- _The exercise_
How many lines hold the string "structured"? Reply with the number alone.

- _Material supplied_
━━━━
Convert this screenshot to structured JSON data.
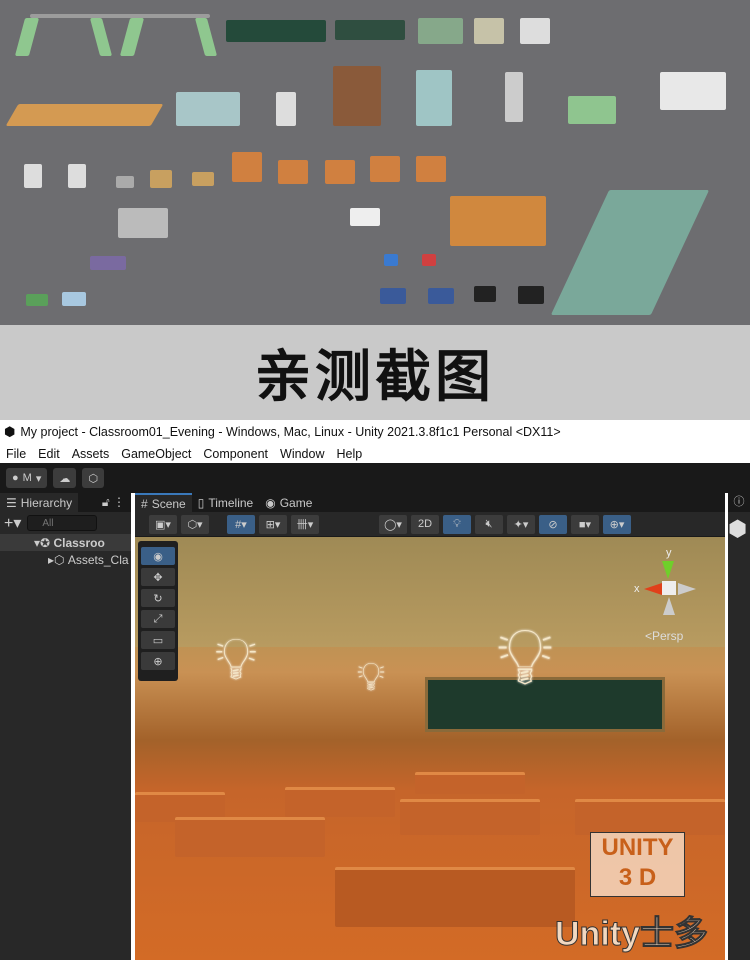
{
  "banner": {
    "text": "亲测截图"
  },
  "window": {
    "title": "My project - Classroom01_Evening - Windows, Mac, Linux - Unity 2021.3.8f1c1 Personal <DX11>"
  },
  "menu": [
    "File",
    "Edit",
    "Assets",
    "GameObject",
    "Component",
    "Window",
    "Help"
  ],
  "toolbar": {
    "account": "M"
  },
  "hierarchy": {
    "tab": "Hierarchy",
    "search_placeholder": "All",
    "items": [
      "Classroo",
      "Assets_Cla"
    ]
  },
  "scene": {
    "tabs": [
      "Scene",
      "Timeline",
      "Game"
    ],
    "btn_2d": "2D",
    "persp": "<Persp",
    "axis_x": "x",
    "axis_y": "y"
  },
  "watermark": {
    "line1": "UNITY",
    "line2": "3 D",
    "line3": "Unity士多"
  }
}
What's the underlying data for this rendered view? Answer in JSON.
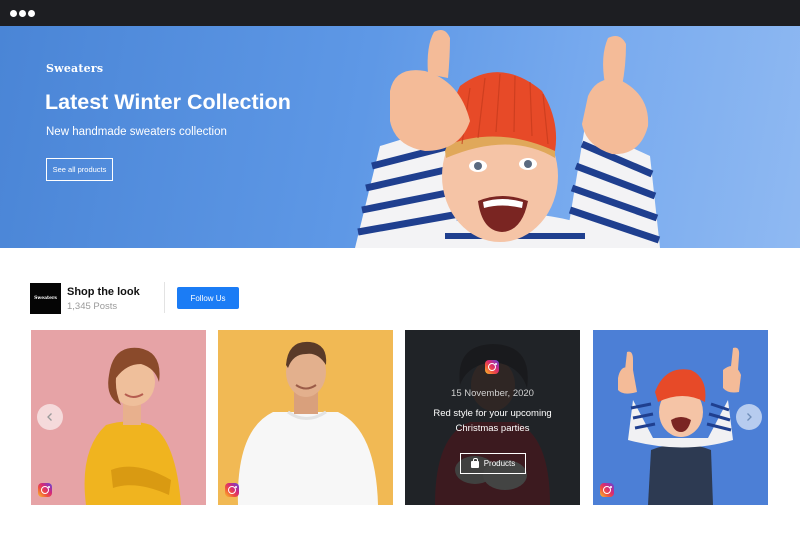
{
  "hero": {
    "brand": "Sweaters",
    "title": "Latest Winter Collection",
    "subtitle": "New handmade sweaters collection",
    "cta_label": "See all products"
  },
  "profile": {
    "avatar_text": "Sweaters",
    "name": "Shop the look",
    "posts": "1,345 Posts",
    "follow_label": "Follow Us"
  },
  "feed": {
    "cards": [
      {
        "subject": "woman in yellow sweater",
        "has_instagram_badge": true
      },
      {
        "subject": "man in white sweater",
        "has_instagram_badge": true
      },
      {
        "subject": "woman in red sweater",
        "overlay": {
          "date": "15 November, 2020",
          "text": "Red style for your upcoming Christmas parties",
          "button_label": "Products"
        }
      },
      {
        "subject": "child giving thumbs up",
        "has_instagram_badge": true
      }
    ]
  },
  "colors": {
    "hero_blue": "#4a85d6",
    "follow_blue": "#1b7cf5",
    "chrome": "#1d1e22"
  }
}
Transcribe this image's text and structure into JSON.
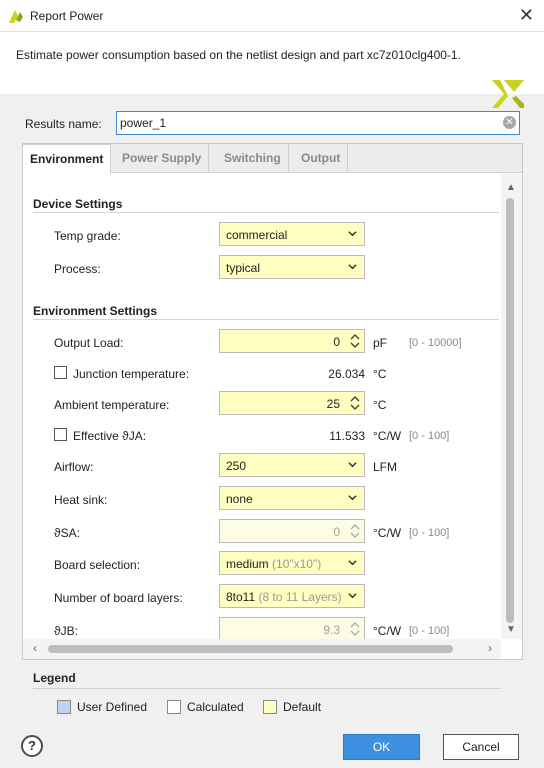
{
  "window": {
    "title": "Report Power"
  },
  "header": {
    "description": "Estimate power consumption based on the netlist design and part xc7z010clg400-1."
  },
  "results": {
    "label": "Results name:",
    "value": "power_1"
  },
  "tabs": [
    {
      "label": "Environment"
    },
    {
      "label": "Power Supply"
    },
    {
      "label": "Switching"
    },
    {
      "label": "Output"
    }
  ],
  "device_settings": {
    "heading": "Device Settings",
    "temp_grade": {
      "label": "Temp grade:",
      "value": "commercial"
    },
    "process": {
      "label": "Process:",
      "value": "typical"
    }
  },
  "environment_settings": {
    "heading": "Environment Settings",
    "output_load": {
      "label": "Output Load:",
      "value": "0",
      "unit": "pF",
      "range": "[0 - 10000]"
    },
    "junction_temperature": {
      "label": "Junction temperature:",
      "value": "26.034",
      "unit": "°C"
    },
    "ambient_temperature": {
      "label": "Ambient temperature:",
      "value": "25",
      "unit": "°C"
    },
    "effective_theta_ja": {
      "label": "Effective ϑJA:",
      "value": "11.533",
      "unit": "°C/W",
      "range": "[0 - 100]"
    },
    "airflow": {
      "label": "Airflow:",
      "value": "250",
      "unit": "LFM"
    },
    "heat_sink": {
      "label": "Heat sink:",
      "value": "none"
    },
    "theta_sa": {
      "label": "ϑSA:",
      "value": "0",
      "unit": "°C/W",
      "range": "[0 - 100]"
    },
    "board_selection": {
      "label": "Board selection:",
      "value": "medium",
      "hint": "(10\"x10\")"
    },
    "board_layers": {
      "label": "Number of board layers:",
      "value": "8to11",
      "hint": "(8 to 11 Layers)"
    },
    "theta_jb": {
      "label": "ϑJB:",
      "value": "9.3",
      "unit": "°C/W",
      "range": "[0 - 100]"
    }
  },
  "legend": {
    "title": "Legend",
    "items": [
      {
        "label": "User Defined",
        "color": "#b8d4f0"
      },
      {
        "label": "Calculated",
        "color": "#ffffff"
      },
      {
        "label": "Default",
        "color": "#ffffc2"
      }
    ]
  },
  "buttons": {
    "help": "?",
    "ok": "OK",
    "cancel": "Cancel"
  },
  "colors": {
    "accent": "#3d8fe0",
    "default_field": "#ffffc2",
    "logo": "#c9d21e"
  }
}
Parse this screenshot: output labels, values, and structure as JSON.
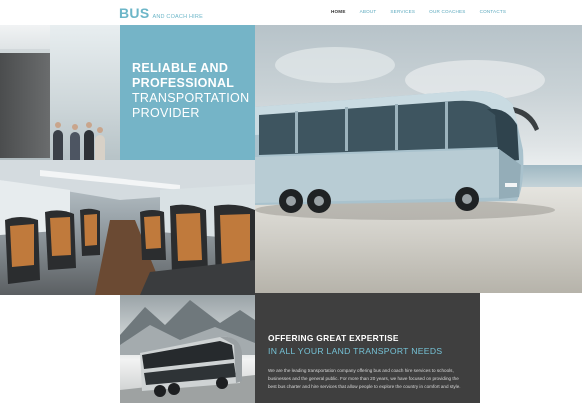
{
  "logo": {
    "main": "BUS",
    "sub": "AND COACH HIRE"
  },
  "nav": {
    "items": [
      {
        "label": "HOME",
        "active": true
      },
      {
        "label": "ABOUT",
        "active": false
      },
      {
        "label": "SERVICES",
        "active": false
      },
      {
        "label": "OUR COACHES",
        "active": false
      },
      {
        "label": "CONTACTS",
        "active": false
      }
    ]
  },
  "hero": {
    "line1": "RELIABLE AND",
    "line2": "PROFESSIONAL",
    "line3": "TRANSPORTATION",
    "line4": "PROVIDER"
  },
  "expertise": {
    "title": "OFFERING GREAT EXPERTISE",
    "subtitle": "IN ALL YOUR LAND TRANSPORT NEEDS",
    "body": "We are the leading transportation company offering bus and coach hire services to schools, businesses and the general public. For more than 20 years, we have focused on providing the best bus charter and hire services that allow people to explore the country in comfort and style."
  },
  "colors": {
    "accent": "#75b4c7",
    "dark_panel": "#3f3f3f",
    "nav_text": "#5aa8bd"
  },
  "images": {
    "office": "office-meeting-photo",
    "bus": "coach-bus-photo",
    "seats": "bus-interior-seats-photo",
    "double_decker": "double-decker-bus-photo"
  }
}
━━━━
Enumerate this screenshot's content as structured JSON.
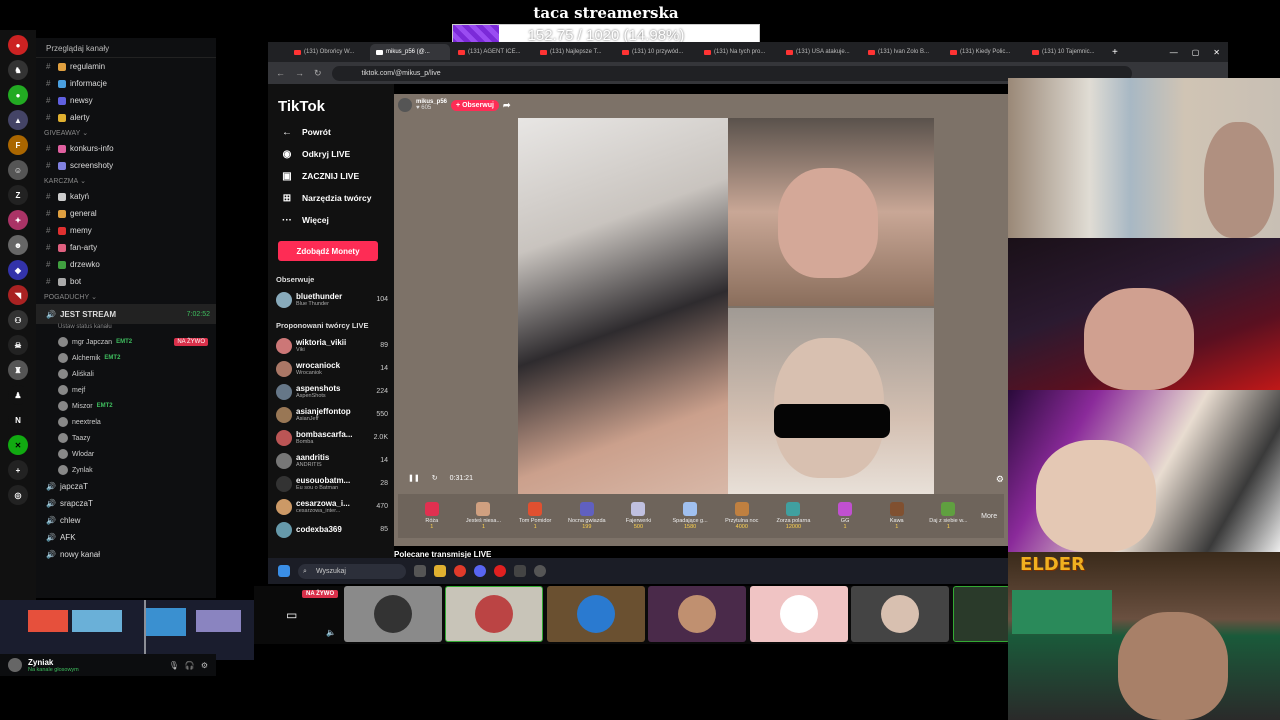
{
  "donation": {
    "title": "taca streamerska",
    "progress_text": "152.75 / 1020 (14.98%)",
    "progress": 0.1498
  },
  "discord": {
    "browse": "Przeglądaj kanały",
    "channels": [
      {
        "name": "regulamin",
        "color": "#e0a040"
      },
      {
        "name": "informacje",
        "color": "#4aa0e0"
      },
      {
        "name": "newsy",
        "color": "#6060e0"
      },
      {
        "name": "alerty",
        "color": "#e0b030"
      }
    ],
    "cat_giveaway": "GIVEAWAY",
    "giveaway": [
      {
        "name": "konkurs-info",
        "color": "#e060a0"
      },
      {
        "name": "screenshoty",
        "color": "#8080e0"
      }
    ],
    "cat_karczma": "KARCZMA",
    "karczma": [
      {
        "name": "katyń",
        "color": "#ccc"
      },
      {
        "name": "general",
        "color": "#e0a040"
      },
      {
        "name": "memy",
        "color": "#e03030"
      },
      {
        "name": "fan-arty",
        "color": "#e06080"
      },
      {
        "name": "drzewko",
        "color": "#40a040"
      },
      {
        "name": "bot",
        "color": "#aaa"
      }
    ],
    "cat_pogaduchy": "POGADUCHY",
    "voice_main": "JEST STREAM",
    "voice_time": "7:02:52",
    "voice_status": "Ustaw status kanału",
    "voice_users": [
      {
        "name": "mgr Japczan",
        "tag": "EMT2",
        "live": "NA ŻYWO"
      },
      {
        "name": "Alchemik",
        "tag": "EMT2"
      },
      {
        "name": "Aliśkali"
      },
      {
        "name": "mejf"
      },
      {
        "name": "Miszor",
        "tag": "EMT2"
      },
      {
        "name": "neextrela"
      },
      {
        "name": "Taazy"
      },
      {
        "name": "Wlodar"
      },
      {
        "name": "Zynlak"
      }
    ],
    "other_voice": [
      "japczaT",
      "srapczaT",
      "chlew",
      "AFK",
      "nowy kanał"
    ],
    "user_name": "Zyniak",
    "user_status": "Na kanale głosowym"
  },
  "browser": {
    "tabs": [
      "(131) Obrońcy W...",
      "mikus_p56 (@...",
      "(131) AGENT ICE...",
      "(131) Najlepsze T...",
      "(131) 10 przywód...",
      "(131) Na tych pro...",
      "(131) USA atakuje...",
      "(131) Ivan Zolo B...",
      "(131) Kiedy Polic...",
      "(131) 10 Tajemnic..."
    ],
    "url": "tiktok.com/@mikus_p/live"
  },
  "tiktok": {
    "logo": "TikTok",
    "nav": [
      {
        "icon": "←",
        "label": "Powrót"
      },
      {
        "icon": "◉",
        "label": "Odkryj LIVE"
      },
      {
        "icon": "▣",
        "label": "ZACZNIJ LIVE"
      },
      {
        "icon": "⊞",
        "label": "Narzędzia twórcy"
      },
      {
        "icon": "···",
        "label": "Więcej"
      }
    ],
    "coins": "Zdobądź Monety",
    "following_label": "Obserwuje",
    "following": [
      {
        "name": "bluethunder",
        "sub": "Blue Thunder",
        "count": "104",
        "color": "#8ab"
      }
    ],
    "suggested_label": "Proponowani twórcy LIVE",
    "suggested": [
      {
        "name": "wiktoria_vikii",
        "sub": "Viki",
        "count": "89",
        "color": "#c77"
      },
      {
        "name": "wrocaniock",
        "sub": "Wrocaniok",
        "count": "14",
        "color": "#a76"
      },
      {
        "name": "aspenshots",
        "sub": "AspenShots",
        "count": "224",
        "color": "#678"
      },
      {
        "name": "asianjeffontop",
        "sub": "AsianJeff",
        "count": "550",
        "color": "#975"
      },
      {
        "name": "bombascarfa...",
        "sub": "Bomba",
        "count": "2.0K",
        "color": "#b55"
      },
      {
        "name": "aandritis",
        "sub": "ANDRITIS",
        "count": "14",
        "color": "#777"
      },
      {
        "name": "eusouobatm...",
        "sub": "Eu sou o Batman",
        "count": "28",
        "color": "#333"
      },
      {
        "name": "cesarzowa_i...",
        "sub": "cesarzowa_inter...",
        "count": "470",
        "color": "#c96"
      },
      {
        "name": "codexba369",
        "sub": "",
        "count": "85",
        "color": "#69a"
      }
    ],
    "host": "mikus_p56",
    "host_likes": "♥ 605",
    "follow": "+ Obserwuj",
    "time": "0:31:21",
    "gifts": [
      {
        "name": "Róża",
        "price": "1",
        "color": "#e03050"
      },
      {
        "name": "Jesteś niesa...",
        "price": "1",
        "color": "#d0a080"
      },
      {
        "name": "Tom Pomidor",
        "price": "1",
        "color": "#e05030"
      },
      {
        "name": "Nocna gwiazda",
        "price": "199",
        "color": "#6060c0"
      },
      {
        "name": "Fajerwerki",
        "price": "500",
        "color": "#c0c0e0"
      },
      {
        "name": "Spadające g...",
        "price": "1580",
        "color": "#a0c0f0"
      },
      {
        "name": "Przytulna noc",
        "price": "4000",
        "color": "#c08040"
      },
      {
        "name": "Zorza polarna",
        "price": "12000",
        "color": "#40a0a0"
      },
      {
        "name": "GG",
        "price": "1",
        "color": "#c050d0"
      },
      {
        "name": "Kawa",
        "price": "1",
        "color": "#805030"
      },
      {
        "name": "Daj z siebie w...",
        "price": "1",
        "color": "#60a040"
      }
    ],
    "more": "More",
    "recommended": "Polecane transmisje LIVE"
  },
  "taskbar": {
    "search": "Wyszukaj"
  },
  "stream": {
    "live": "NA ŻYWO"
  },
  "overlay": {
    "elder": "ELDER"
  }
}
━━━━
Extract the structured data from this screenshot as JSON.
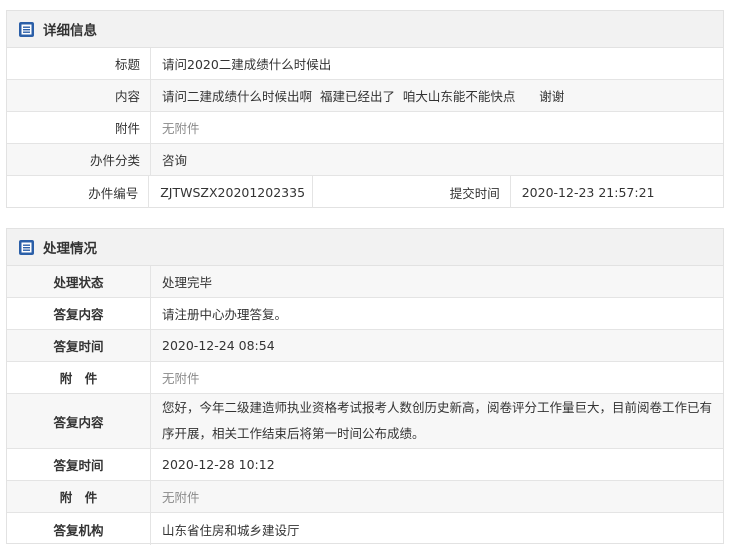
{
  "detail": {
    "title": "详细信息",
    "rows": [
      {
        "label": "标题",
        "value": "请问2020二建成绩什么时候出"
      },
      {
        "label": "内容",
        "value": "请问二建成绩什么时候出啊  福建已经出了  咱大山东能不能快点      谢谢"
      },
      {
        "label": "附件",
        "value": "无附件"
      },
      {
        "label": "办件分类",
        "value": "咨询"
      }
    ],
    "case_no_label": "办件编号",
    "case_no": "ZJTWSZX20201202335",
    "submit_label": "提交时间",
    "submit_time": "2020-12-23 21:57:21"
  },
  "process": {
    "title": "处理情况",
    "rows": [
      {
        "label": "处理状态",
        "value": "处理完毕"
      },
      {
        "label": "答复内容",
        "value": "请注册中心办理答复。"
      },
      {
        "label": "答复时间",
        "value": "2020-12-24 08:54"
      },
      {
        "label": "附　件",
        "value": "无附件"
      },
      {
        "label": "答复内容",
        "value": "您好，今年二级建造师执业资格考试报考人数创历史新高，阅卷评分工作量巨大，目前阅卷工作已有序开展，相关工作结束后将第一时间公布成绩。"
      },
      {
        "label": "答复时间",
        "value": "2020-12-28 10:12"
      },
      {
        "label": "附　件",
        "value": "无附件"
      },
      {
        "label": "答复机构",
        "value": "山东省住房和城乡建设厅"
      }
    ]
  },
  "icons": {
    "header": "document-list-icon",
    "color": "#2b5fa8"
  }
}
━━━━
- _Exercise response_
3